What you need to do: In the piece on muscle soreness below, copy word for word everything from "Muscles can become" down to "still see results.".

‘No Pain, No Gain’ used to be a pretty common phrase. Truth, or a rhyme with no reason? This phrase could be responsible for the culture of pain pushers. Thankfully, this theory isn’t considered ‘normal’ anymore, but we can feel some form of pain, even after a well-planned workout. Let’s talk about pain and what we can do about it.


Muscles can become sore after trying a new exercise, starting a new program, or increasing the intensity of an exercise. You won’t often feel the soreness for a day or two. We refer to this pain as DOMS, Delayed Onset Muscle Soreness. 

DOMS is a term used to describe the soreness your muscles, joints, tendons and overall body feels after you workout. Not every workout will result in soreness. The severity of muscle soreness depends on the individual and the exercise. Some people never feel sore, while others always experience it.

Being sore is not always proof that you’ve had an effective workout. You may feel uncomfortable when starting a new program, but after a couple of weeks, the pain subsides and yet, you still see results. 

You’ve probably been a victim to Delayed Onset Muscle Soreness (DOMS) even if you haven’t enrolled in an exercise program or lifted weights before. Take the beginning of the gardening season, for example: The first day gardening has left you feeling sore a few days later. But as the summer wears on and gardening continues, you feel better and stronger. What once slowed you down for a few days seems like a walk in the park. The soreness you felt in the spring seems like a distant memory.

Entries provided:
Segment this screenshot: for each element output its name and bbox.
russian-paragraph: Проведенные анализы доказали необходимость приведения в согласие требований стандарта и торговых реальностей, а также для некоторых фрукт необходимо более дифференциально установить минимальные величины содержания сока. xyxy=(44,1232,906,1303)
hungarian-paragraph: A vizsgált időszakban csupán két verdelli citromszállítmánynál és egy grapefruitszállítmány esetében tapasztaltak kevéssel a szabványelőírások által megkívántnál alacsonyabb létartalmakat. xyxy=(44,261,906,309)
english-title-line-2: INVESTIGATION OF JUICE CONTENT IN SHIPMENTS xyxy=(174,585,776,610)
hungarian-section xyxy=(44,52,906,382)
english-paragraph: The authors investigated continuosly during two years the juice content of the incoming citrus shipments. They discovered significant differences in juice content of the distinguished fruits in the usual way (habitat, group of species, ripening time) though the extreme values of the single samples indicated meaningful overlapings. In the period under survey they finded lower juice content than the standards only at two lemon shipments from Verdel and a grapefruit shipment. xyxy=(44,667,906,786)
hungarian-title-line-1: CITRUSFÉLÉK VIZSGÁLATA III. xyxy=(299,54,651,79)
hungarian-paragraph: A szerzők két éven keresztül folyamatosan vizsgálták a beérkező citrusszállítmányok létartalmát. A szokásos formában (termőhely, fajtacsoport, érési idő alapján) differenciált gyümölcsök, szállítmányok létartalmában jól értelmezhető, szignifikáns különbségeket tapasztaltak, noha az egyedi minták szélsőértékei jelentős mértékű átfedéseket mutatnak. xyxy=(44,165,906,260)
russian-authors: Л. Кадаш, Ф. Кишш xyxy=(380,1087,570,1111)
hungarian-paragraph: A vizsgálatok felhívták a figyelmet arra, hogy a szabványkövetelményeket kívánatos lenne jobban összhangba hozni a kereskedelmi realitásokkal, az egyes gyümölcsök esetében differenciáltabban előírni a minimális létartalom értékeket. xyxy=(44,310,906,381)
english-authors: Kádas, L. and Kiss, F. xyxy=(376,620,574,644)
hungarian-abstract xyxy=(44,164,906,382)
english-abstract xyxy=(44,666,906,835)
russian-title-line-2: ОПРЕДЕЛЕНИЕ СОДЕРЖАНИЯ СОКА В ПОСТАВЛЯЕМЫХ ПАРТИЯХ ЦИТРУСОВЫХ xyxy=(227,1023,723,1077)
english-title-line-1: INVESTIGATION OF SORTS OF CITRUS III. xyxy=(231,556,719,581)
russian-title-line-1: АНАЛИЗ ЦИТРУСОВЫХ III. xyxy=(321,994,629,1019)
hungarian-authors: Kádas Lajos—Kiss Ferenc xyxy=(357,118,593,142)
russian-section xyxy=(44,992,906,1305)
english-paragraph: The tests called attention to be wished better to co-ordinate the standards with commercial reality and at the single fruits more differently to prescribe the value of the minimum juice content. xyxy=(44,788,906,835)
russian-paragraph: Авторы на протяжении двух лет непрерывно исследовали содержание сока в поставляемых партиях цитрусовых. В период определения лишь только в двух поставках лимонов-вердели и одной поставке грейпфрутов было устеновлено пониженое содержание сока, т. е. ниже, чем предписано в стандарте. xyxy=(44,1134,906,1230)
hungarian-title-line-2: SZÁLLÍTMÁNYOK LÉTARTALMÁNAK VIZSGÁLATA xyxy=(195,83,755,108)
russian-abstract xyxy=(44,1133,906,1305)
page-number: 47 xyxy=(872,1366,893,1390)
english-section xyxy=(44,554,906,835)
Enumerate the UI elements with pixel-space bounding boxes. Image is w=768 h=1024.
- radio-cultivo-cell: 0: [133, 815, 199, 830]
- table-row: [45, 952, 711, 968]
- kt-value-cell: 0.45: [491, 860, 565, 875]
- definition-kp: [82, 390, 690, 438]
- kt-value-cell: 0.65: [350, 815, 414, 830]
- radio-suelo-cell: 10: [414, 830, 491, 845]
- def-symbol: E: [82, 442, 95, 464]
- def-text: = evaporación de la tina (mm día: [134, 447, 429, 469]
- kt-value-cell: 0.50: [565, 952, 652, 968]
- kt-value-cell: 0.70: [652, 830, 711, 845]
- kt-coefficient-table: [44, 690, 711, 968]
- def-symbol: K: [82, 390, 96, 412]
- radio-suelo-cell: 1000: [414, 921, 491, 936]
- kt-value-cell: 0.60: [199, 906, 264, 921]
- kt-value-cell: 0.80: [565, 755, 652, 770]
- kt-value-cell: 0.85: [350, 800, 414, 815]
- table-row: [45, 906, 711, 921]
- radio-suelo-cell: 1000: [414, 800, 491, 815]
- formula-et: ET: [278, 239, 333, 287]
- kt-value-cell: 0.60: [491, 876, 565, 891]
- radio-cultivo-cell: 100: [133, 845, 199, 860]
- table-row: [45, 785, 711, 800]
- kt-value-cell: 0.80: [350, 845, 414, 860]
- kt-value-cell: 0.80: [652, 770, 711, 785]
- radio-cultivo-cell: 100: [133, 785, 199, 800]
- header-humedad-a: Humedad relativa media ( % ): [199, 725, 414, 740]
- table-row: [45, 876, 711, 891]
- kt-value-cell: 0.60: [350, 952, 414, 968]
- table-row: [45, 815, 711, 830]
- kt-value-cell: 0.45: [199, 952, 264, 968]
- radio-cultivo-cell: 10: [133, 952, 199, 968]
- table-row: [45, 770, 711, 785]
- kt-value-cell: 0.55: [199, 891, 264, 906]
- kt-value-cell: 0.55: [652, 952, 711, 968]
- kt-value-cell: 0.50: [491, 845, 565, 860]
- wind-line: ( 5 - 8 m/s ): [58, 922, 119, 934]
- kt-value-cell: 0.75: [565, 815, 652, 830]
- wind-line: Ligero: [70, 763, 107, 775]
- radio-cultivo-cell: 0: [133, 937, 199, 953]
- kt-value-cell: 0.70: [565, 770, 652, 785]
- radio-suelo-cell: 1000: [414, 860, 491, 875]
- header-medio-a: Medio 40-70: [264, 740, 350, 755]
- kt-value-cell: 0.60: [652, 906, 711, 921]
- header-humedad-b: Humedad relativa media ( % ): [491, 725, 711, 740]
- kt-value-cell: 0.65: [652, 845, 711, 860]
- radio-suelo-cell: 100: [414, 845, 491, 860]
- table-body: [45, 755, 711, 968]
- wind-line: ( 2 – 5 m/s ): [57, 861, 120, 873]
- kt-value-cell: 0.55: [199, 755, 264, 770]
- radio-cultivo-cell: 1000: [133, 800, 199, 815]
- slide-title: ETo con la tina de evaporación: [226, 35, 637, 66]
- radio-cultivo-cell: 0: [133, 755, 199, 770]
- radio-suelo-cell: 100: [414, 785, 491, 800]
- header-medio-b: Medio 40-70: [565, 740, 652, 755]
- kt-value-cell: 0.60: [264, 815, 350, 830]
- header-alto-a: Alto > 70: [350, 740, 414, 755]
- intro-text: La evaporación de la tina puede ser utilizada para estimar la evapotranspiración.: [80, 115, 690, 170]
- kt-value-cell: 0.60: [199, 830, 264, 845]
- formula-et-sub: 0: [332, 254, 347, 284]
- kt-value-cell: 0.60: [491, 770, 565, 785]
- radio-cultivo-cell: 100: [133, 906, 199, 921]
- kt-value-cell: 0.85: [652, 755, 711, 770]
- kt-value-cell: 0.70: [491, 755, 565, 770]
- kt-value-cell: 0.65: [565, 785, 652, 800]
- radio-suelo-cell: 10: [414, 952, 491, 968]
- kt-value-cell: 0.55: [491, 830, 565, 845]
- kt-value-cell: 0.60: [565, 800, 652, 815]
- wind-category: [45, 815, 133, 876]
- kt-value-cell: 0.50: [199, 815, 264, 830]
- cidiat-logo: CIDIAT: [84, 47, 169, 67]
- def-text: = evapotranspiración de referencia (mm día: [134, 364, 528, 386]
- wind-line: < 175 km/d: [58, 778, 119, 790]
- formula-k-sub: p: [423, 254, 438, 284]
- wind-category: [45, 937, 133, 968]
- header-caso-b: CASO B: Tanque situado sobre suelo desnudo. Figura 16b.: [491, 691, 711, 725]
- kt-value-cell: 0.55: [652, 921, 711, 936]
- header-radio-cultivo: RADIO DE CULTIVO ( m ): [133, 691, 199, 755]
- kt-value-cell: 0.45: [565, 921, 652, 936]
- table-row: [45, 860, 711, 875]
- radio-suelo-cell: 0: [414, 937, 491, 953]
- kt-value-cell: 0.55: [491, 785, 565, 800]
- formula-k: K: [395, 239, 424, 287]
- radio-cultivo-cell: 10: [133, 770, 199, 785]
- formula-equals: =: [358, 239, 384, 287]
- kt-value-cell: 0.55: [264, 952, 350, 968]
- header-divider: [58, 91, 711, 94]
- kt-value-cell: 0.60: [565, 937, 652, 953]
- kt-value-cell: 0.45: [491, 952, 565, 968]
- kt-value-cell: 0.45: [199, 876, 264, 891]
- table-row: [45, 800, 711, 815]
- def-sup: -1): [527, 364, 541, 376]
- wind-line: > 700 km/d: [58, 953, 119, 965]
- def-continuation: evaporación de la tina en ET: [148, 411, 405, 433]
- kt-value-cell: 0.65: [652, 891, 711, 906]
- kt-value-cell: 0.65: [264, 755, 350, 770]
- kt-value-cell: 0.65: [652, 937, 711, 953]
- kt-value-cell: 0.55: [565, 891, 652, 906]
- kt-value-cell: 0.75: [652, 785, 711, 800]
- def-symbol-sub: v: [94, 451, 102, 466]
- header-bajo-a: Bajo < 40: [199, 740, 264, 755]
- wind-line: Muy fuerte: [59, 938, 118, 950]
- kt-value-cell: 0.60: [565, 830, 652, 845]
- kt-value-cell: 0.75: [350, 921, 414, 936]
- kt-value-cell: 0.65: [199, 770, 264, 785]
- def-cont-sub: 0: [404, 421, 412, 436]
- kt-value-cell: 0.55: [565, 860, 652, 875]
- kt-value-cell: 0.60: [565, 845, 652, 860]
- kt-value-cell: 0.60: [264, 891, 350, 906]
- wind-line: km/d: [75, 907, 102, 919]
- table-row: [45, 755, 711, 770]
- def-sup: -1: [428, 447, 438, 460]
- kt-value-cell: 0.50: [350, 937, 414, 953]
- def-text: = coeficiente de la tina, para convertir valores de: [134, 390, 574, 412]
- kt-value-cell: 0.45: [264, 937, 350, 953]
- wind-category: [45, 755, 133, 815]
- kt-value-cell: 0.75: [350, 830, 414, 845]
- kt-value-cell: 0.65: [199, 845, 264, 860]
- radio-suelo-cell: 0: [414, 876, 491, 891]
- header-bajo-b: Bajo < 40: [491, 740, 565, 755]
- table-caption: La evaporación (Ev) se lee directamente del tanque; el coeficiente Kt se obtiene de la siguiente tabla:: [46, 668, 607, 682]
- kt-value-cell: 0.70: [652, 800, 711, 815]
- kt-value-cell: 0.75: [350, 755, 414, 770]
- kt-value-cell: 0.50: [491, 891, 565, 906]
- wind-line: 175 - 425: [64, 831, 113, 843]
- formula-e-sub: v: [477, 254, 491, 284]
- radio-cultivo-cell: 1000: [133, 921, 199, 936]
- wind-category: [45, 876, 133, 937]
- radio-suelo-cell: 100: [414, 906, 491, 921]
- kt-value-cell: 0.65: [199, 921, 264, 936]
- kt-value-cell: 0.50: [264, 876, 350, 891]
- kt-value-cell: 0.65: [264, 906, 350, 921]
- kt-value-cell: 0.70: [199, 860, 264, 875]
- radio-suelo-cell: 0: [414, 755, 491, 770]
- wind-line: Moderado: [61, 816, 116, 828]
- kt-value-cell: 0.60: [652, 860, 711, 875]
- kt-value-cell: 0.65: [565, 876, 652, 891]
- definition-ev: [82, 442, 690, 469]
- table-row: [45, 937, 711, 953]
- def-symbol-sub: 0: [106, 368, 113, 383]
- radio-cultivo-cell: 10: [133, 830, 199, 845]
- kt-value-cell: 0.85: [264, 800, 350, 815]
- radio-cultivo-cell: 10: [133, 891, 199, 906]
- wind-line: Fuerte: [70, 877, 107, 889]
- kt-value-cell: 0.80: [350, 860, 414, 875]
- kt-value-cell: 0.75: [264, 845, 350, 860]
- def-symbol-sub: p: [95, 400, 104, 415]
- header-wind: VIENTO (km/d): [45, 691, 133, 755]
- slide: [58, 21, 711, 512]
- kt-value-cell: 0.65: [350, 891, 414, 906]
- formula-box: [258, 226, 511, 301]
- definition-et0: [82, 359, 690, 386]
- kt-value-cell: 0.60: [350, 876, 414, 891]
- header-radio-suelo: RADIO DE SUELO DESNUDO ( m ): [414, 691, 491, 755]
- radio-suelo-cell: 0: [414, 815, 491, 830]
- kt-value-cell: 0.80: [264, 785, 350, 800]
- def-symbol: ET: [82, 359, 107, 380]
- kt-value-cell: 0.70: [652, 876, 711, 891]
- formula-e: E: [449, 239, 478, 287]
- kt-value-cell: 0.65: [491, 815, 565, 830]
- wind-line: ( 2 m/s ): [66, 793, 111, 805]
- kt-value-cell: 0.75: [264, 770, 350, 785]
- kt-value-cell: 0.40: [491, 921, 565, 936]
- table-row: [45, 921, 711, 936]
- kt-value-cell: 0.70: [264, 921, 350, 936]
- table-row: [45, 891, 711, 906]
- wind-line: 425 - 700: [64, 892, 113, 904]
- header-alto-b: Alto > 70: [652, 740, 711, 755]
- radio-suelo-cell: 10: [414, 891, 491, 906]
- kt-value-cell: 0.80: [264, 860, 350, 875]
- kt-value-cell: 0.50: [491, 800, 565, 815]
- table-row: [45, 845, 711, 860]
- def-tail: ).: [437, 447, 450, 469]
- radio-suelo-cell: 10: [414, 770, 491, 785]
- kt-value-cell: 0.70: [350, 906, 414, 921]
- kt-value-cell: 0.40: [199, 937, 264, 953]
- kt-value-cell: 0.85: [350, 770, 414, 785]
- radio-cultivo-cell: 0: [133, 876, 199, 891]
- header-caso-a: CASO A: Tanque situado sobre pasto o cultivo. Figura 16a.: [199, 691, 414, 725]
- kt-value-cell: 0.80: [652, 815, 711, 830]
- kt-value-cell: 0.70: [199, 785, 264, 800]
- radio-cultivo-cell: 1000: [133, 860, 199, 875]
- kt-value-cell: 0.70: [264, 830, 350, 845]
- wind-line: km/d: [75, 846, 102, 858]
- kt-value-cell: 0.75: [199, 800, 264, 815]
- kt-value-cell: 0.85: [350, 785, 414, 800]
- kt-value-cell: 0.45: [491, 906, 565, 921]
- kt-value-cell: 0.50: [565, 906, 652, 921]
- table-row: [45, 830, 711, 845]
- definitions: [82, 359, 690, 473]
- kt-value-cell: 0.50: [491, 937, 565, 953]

Expected answer:
Muscles can become sore after trying a new exercise, starting a new program, or increasing the intensity of an exercise. You won’t often feel the soreness for a day or two. We refer to this pain as DOMS, Delayed Onset Muscle Soreness. 

DOMS is a term used to describe the soreness your muscles, joints, tendons and overall body feels after you workout. Not every workout will result in soreness. The severity of muscle soreness depends on the individual and the exercise. Some people never feel sore, while others always experience it.

Being sore is not always proof that you’ve had an effective workout. You may feel uncomfortable when starting a new program, but after a couple of weeks, the pain subsides and yet, you still see results.